### What the task asks
Which lines contain the string "title"? Please list every one of them.

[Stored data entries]
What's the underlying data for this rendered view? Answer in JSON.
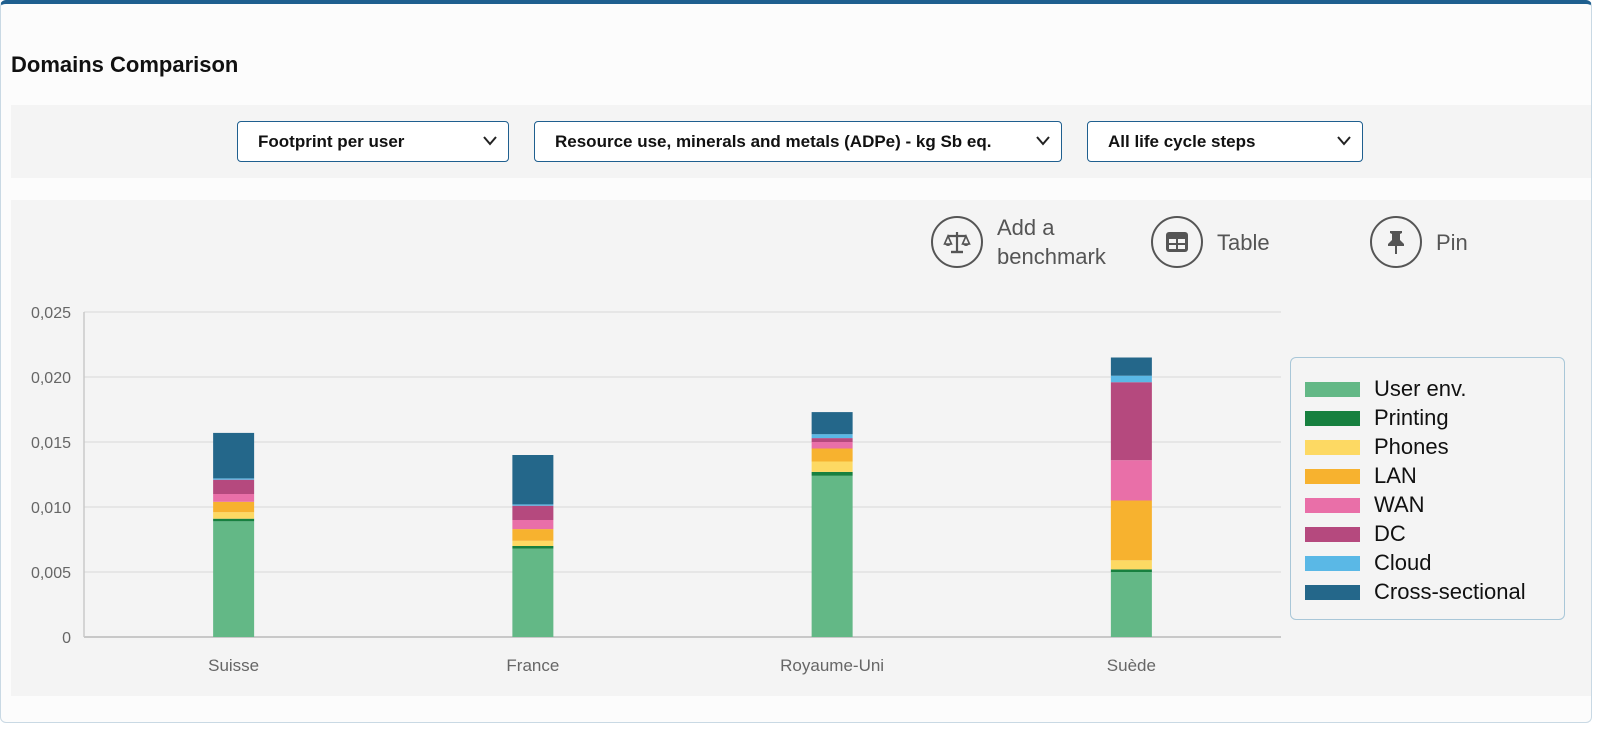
{
  "header": {
    "title": "Domains Comparison"
  },
  "filters": {
    "metric": "Footprint per user",
    "indicator": "Resource use, minerals and metals (ADPe) - kg Sb eq.",
    "lifecycle": "All life cycle steps"
  },
  "toolbar": {
    "benchmark_label_line1": "Add a",
    "benchmark_label_line2": "benchmark",
    "table_label": "Table",
    "pin_label": "Pin"
  },
  "chart_data": {
    "type": "bar",
    "stacked": true,
    "categories": [
      "Suisse",
      "France",
      "Royaume-Uni",
      "Suède"
    ],
    "ylim": [
      0,
      0.025
    ],
    "yticks": [
      "0",
      "0,005",
      "0,010",
      "0,015",
      "0,020",
      "0,025"
    ],
    "grid": true,
    "legend_position": "right",
    "series": [
      {
        "name": "User env.",
        "color": "#63b886",
        "values": [
          0.0089,
          0.0068,
          0.0124,
          0.005
        ]
      },
      {
        "name": "Printing",
        "color": "#17803f",
        "values": [
          0.0002,
          0.0002,
          0.0003,
          0.0002
        ]
      },
      {
        "name": "Phones",
        "color": "#fdd963",
        "values": [
          0.0005,
          0.0004,
          0.0008,
          0.0007
        ]
      },
      {
        "name": "LAN",
        "color": "#f7b22f",
        "values": [
          0.0008,
          0.0009,
          0.001,
          0.0046
        ]
      },
      {
        "name": "WAN",
        "color": "#e96fa8",
        "values": [
          0.0006,
          0.0007,
          0.0005,
          0.0031
        ]
      },
      {
        "name": "DC",
        "color": "#b5497e",
        "values": [
          0.0011,
          0.0011,
          0.0003,
          0.006
        ]
      },
      {
        "name": "Cloud",
        "color": "#5ab8e6",
        "values": [
          0.0001,
          0.0001,
          0.0003,
          0.0005
        ]
      },
      {
        "name": "Cross-sectional",
        "color": "#24678a",
        "values": [
          0.0035,
          0.0038,
          0.0017,
          0.0014
        ]
      }
    ]
  }
}
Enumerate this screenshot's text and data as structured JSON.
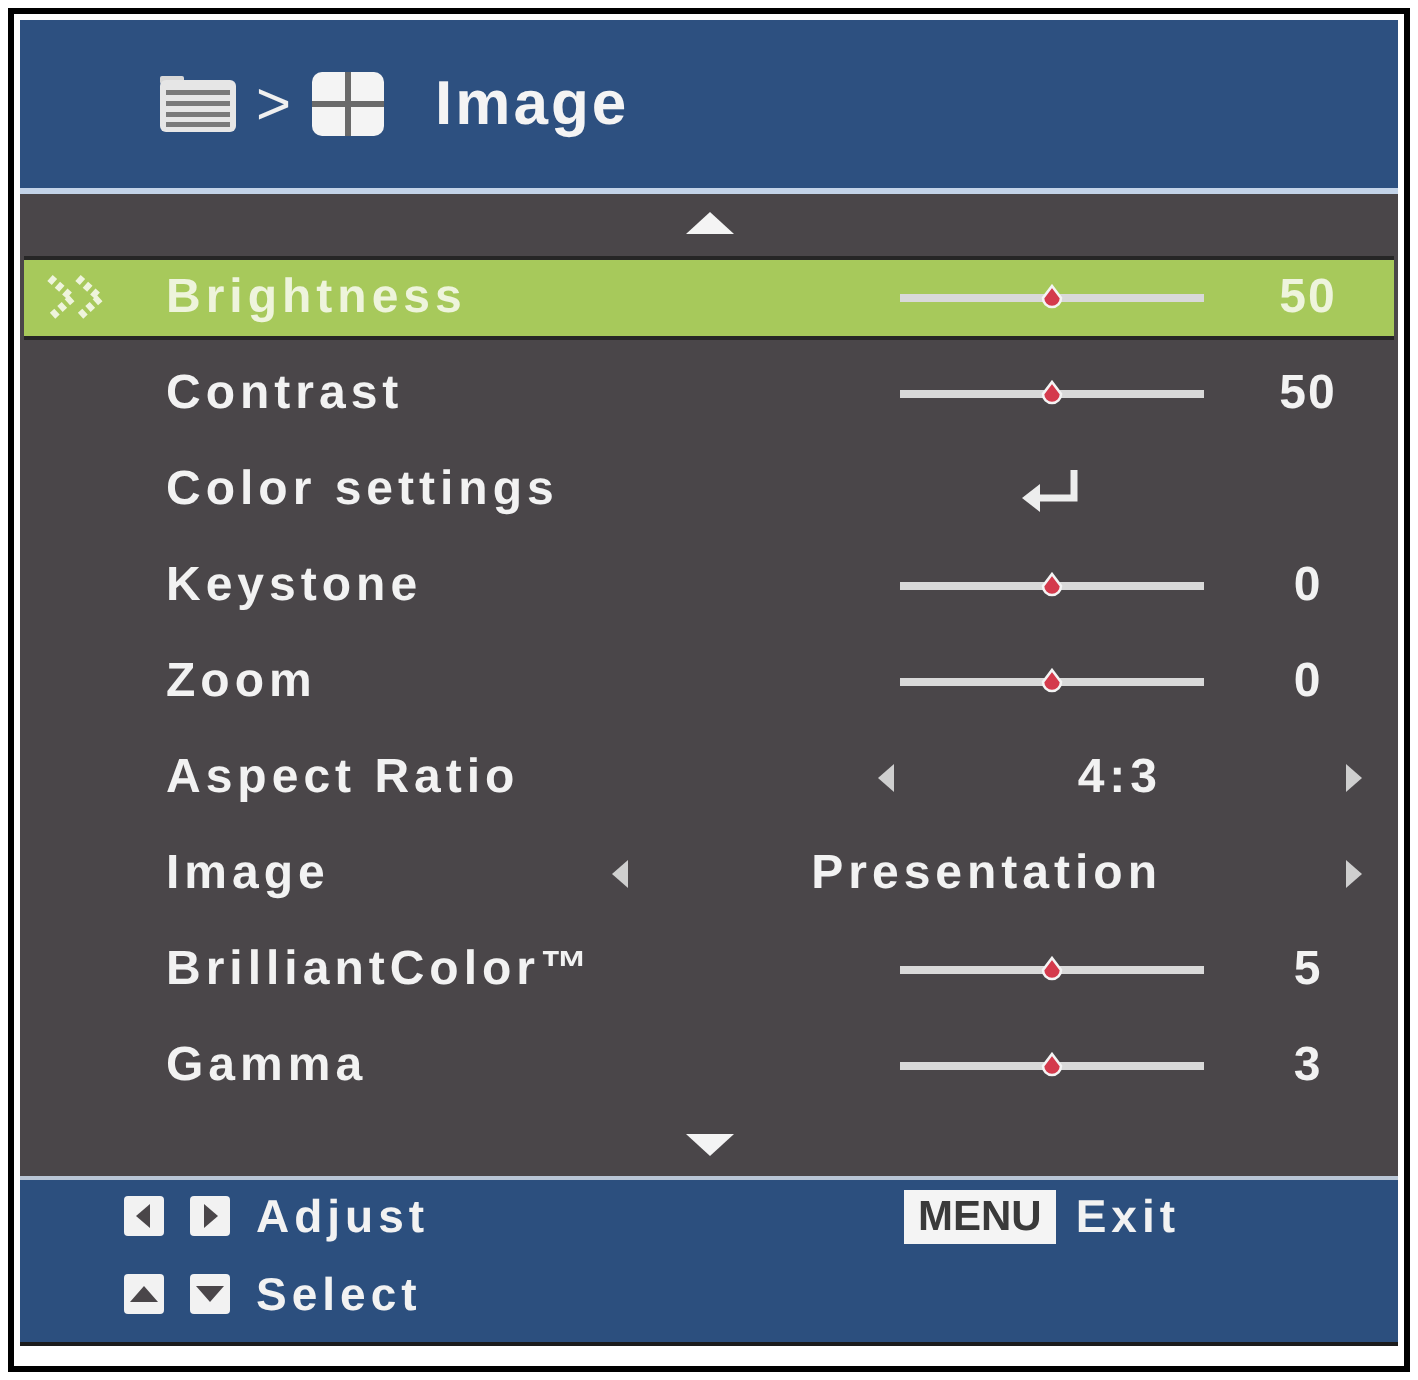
{
  "header": {
    "separator": ">",
    "title": "Image"
  },
  "items": [
    {
      "kind": "slider",
      "label": "Brightness",
      "selected": true,
      "level": 0.5,
      "value": "50"
    },
    {
      "kind": "slider",
      "label": "Contrast",
      "selected": false,
      "level": 0.5,
      "value": "50"
    },
    {
      "kind": "submenu",
      "label": "Color settings",
      "selected": false
    },
    {
      "kind": "slider",
      "label": "Keystone",
      "selected": false,
      "level": 0.5,
      "value": "0"
    },
    {
      "kind": "slider",
      "label": "Zoom",
      "selected": false,
      "level": 0.5,
      "value": "0"
    },
    {
      "kind": "choice",
      "label": "Aspect Ratio",
      "selected": false,
      "value": "4:3"
    },
    {
      "kind": "choice",
      "label": "Image",
      "selected": false,
      "value": "Presentation"
    },
    {
      "kind": "slider",
      "label": "BrilliantColor™",
      "selected": false,
      "level": 0.5,
      "value": "5"
    },
    {
      "kind": "slider",
      "label": "Gamma",
      "selected": false,
      "level": 0.5,
      "value": "3"
    }
  ],
  "footer": {
    "hints": [
      {
        "kind": "left_right",
        "label": "Adjust"
      },
      {
        "kind": "up_down",
        "label": "Select"
      }
    ],
    "exit": {
      "key": "MENU",
      "label": "Exit"
    }
  }
}
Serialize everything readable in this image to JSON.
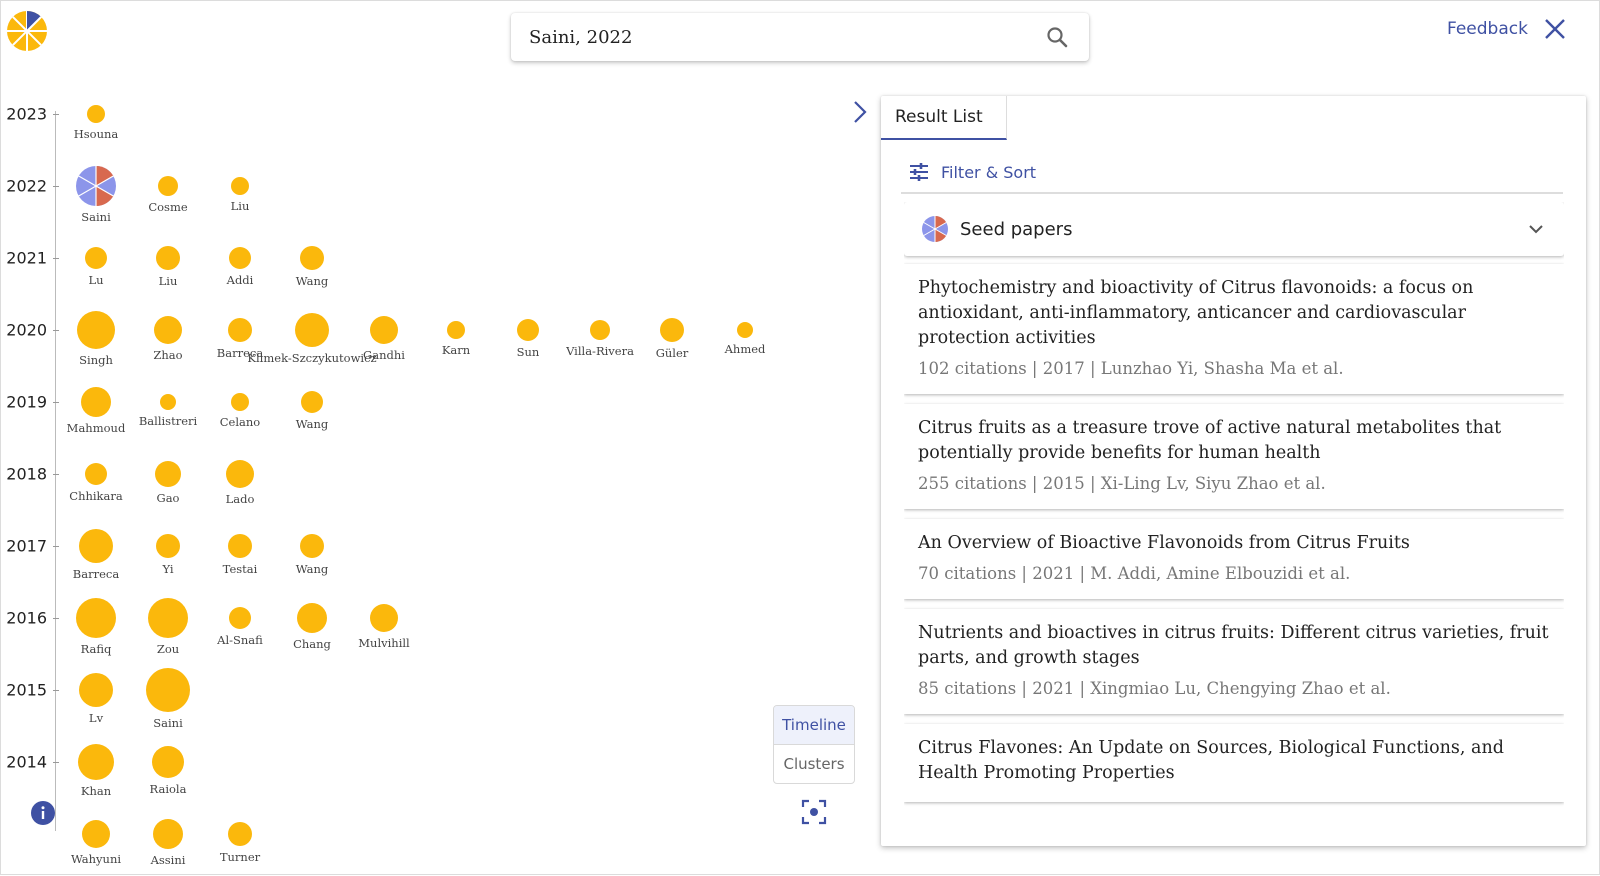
{
  "search": {
    "value": "Saini, 2022"
  },
  "header": {
    "feedback": "Feedback"
  },
  "colors": {
    "accent": "#3f51a3",
    "node": "#fbb80c",
    "seed_red": "#d8694f",
    "seed_blue": "#8c95ea"
  },
  "timeline": {
    "years": [
      "2023",
      "2022",
      "2021",
      "2020",
      "2019",
      "2018",
      "2017",
      "2016",
      "2015",
      "2014"
    ],
    "rows": [
      {
        "year": "2023",
        "papers": [
          {
            "label": "Hsouna"
          }
        ]
      },
      {
        "year": "2022",
        "papers": [
          {
            "label": "Saini",
            "seed": true
          },
          {
            "label": "Cosme"
          },
          {
            "label": "Liu"
          }
        ]
      },
      {
        "year": "2021",
        "papers": [
          {
            "label": "Lu"
          },
          {
            "label": "Liu"
          },
          {
            "label": "Addi"
          },
          {
            "label": "Wang"
          }
        ]
      },
      {
        "year": "2020",
        "papers": [
          {
            "label": "Singh"
          },
          {
            "label": "Zhao"
          },
          {
            "label": "Barreca"
          },
          {
            "label": "Klimek-Szczykutowicz"
          },
          {
            "label": "Gandhi"
          },
          {
            "label": "Karn"
          },
          {
            "label": "Sun"
          },
          {
            "label": "Villa-Rivera"
          },
          {
            "label": "Güler"
          },
          {
            "label": "Ahmed"
          }
        ]
      },
      {
        "year": "2019",
        "papers": [
          {
            "label": "Mahmoud"
          },
          {
            "label": "Ballistreri"
          },
          {
            "label": "Celano"
          },
          {
            "label": "Wang"
          }
        ]
      },
      {
        "year": "2018",
        "papers": [
          {
            "label": "Chhikara"
          },
          {
            "label": "Gao"
          },
          {
            "label": "Lado"
          }
        ]
      },
      {
        "year": "2017",
        "papers": [
          {
            "label": "Barreca"
          },
          {
            "label": "Yi"
          },
          {
            "label": "Testai"
          },
          {
            "label": "Wang"
          }
        ]
      },
      {
        "year": "2016",
        "papers": [
          {
            "label": "Rafiq"
          },
          {
            "label": "Zou"
          },
          {
            "label": "Al-Snafi"
          },
          {
            "label": "Chang"
          },
          {
            "label": "Mulvihill"
          }
        ]
      },
      {
        "year": "2015",
        "papers": [
          {
            "label": "Lv"
          },
          {
            "label": "Saini"
          }
        ]
      },
      {
        "year": "2014",
        "papers": [
          {
            "label": "Khan"
          },
          {
            "label": "Raiola"
          }
        ]
      },
      {
        "year": "",
        "papers": [
          {
            "label": "Wahyuni"
          },
          {
            "label": "Assini"
          },
          {
            "label": "Turner"
          }
        ]
      }
    ]
  },
  "view_toggle": {
    "timeline": "Timeline",
    "clusters": "Clusters"
  },
  "panel": {
    "tab": "Result List",
    "filter_label": "Filter & Sort",
    "seed_header": "Seed papers",
    "results": [
      {
        "title": "Phytochemistry and bioactivity of Citrus flavonoids: a focus on antioxidant, anti-inflammatory, anticancer and cardiovascular protection activities",
        "meta": "102 citations | 2017 | Lunzhao Yi, Shasha Ma et al."
      },
      {
        "title": "Citrus fruits as a treasure trove of active natural metabolites that potentially provide benefits for human health",
        "meta": "255 citations | 2015 | Xi-Ling Lv, Siyu Zhao et al."
      },
      {
        "title": "An Overview of Bioactive Flavonoids from Citrus Fruits",
        "meta": "70 citations | 2021 | M. Addi, Amine Elbouzidi et al."
      },
      {
        "title": "Nutrients and bioactives in citrus fruits: Different citrus varieties, fruit parts, and growth stages",
        "meta": "85 citations | 2021 | Xingmiao Lu, Chengying Zhao et al."
      },
      {
        "title": "Citrus Flavones: An Update on Sources, Biological Functions, and Health Promoting Properties",
        "meta": ""
      }
    ]
  }
}
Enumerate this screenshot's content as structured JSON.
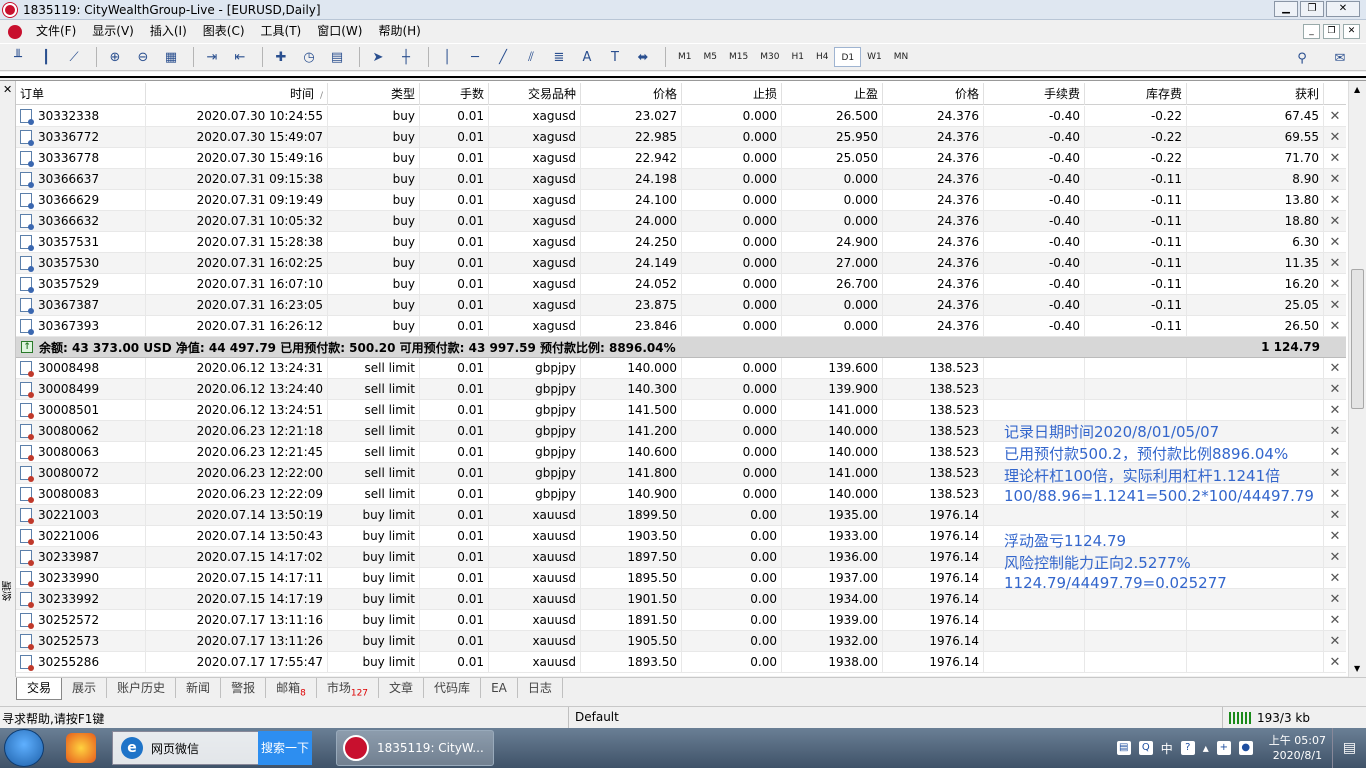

### Complete answer
    "title": "Domains Comparison"
    "title": "Image"
        "title": "Phytochemistry and bioactivity of Citrus flavonoids: a focus on antioxidant, anti-inflammatory, anticancer and cardiovascular protection activities",
        "title": "Citrus fruits as a treasure trove of active natural metabolites that potentially provide benefits for human health",
        "title": "An Overview of Bioactive Flavonoids from Citrus Fruits",
        "title": "Nutrients and bioactives in citrus fruits: Different citrus varieties, fruit parts, and growth stages",
        "title": "Citrus Flavones: An Update on Sources, Biological Functions, and Health Promoting Properties",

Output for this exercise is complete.